--- BEGIN INFORMATION SUPPLIED ---

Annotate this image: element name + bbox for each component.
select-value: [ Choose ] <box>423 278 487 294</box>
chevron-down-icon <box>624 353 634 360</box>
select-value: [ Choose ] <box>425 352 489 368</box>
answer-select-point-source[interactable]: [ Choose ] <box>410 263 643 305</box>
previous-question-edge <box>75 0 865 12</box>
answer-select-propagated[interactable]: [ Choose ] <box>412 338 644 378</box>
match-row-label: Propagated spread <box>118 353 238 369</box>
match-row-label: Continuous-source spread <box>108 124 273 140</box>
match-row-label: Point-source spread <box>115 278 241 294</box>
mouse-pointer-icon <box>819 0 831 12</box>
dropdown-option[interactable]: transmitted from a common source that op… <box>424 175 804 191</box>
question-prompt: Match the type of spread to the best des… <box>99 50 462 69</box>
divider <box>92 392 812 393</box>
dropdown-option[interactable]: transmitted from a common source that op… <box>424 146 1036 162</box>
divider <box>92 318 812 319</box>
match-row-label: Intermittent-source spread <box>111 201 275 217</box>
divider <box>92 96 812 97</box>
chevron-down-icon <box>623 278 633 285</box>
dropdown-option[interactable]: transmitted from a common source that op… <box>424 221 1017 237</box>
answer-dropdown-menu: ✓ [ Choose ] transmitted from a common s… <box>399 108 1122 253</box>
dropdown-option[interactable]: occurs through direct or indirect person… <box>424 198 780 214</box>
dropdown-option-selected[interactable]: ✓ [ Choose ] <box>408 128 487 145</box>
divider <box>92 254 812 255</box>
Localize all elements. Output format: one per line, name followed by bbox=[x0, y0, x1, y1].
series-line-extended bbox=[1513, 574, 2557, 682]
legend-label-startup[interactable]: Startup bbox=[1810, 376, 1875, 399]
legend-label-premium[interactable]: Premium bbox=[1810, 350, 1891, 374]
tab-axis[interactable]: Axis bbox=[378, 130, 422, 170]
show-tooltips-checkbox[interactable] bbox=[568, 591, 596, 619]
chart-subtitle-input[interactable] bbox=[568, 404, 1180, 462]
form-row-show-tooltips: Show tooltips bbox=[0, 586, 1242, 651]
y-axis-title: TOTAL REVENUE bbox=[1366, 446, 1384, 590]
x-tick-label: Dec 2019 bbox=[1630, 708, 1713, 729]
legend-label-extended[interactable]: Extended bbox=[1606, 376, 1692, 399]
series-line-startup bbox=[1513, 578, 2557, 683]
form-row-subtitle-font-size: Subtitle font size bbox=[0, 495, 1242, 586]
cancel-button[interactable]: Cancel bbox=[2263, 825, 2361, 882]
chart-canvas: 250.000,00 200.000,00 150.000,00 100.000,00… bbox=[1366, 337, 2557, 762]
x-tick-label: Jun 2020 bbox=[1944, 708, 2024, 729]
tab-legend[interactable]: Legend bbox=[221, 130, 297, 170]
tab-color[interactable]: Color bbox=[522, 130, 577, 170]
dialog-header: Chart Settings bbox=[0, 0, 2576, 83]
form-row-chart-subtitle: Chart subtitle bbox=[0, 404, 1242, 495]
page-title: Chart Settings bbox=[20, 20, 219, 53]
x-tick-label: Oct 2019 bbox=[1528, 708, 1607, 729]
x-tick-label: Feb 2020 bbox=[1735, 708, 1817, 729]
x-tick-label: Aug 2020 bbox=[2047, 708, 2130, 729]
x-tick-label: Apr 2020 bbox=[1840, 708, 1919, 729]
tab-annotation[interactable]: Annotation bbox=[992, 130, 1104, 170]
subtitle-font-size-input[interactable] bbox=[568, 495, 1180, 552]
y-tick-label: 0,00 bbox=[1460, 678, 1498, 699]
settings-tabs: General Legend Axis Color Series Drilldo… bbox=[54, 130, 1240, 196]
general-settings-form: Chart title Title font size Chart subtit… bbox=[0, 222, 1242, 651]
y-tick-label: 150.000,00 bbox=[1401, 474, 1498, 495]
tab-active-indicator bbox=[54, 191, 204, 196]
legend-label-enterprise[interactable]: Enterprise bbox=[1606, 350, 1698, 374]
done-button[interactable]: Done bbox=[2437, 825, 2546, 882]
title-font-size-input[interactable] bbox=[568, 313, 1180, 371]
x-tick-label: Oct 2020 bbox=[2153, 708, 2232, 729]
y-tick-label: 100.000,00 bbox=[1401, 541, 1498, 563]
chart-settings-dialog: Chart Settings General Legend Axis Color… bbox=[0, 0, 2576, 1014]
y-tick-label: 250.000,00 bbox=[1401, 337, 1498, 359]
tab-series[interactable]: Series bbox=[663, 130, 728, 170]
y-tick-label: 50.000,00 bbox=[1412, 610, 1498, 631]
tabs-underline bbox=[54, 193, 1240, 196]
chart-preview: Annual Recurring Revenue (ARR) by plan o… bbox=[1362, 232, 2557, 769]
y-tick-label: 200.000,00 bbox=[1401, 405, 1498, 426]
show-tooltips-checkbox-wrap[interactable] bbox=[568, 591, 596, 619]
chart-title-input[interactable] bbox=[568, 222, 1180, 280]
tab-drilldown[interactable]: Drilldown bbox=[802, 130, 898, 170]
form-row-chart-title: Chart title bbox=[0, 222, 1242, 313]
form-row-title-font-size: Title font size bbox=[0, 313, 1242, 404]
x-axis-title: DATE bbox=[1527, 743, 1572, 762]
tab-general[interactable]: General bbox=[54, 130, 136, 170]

--- END INFORMATION SUPPLIED ---

*WHAT YOU SHOULD DO:* Write out the whole listing again, substituting "caret-down-icon" for every occurrence of "chevron-down-icon" and leaving everything else unchanged.

*RESULT FOR THIS TASK:*
Annotate this image: element name + bbox for each component.
select-value: [ Choose ] <box>423 278 487 294</box>
caret-down-icon <box>624 353 634 360</box>
select-value: [ Choose ] <box>425 352 489 368</box>
answer-select-point-source[interactable]: [ Choose ] <box>410 263 643 305</box>
previous-question-edge <box>75 0 865 12</box>
answer-select-propagated[interactable]: [ Choose ] <box>412 338 644 378</box>
match-row-label: Propagated spread <box>118 353 238 369</box>
match-row-label: Continuous-source spread <box>108 124 273 140</box>
match-row-label: Point-source spread <box>115 278 241 294</box>
mouse-pointer-icon <box>819 0 831 12</box>
dropdown-option[interactable]: transmitted from a common source that op… <box>424 175 804 191</box>
question-prompt: Match the type of spread to the best des… <box>99 50 462 69</box>
divider <box>92 392 812 393</box>
dropdown-option[interactable]: transmitted from a common source that op… <box>424 146 1036 162</box>
divider <box>92 318 812 319</box>
match-row-label: Intermittent-source spread <box>111 201 275 217</box>
divider <box>92 96 812 97</box>
caret-down-icon <box>623 278 633 285</box>
dropdown-option[interactable]: transmitted from a common source that op… <box>424 221 1017 237</box>
answer-dropdown-menu: ✓ [ Choose ] transmitted from a common s… <box>399 108 1122 253</box>
dropdown-option[interactable]: occurs through direct or indirect person… <box>424 198 780 214</box>
dropdown-option-selected[interactable]: ✓ [ Choose ] <box>408 128 487 145</box>
divider <box>92 254 812 255</box>
Localize all elements. Output format: one per line, name followed by bbox=[x0, y0, x1, y1].
series-line-extended bbox=[1513, 574, 2557, 682]
legend-label-startup[interactable]: Startup bbox=[1810, 376, 1875, 399]
legend-label-premium[interactable]: Premium bbox=[1810, 350, 1891, 374]
tab-axis[interactable]: Axis bbox=[378, 130, 422, 170]
show-tooltips-checkbox[interactable] bbox=[568, 591, 596, 619]
chart-subtitle-input[interactable] bbox=[568, 404, 1180, 462]
form-row-show-tooltips: Show tooltips bbox=[0, 586, 1242, 651]
y-axis-title: TOTAL REVENUE bbox=[1366, 446, 1384, 590]
x-tick-label: Dec 2019 bbox=[1630, 708, 1713, 729]
legend-label-extended[interactable]: Extended bbox=[1606, 376, 1692, 399]
series-line-startup bbox=[1513, 578, 2557, 683]
form-row-subtitle-font-size: Subtitle font size bbox=[0, 495, 1242, 586]
cancel-button[interactable]: Cancel bbox=[2263, 825, 2361, 882]
chart-canvas: 250.000,00 200.000,00 150.000,00 100.000,00… bbox=[1366, 337, 2557, 762]
x-tick-label: Jun 2020 bbox=[1944, 708, 2024, 729]
tab-legend[interactable]: Legend bbox=[221, 130, 297, 170]
tab-color[interactable]: Color bbox=[522, 130, 577, 170]
dialog-header: Chart Settings bbox=[0, 0, 2576, 83]
form-row-chart-subtitle: Chart subtitle bbox=[0, 404, 1242, 495]
page-title: Chart Settings bbox=[20, 20, 219, 53]
x-tick-label: Oct 2019 bbox=[1528, 708, 1607, 729]
x-tick-label: Feb 2020 bbox=[1735, 708, 1817, 729]
x-tick-label: Aug 2020 bbox=[2047, 708, 2130, 729]
x-tick-label: Apr 2020 bbox=[1840, 708, 1919, 729]
tab-annotation[interactable]: Annotation bbox=[992, 130, 1104, 170]
subtitle-font-size-input[interactable] bbox=[568, 495, 1180, 552]
y-tick-label: 0,00 bbox=[1460, 678, 1498, 699]
settings-tabs: General Legend Axis Color Series Drilldo… bbox=[54, 130, 1240, 196]
general-settings-form: Chart title Title font size Chart subtit… bbox=[0, 222, 1242, 651]
y-tick-label: 150.000,00 bbox=[1401, 474, 1498, 495]
tab-active-indicator bbox=[54, 191, 204, 196]
legend-label-enterprise[interactable]: Enterprise bbox=[1606, 350, 1698, 374]
done-button[interactable]: Done bbox=[2437, 825, 2546, 882]
title-font-size-input[interactable] bbox=[568, 313, 1180, 371]
x-tick-label: Oct 2020 bbox=[2153, 708, 2232, 729]
y-tick-label: 100.000,00 bbox=[1401, 541, 1498, 563]
chart-settings-dialog: Chart Settings General Legend Axis Color… bbox=[0, 0, 2576, 1014]
y-tick-label: 250.000,00 bbox=[1401, 337, 1498, 359]
tab-series[interactable]: Series bbox=[663, 130, 728, 170]
y-tick-label: 50.000,00 bbox=[1412, 610, 1498, 631]
tabs-underline bbox=[54, 193, 1240, 196]
chart-preview: Annual Recurring Revenue (ARR) by plan o… bbox=[1362, 232, 2557, 769]
y-tick-label: 200.000,00 bbox=[1401, 405, 1498, 426]
show-tooltips-checkbox-wrap[interactable] bbox=[568, 591, 596, 619]
chart-title-input[interactable] bbox=[568, 222, 1180, 280]
tab-drilldown[interactable]: Drilldown bbox=[802, 130, 898, 170]
form-row-chart-title: Chart title bbox=[0, 222, 1242, 313]
form-row-title-font-size: Title font size bbox=[0, 313, 1242, 404]
x-axis-title: DATE bbox=[1527, 743, 1572, 762]
tab-general[interactable]: General bbox=[54, 130, 136, 170]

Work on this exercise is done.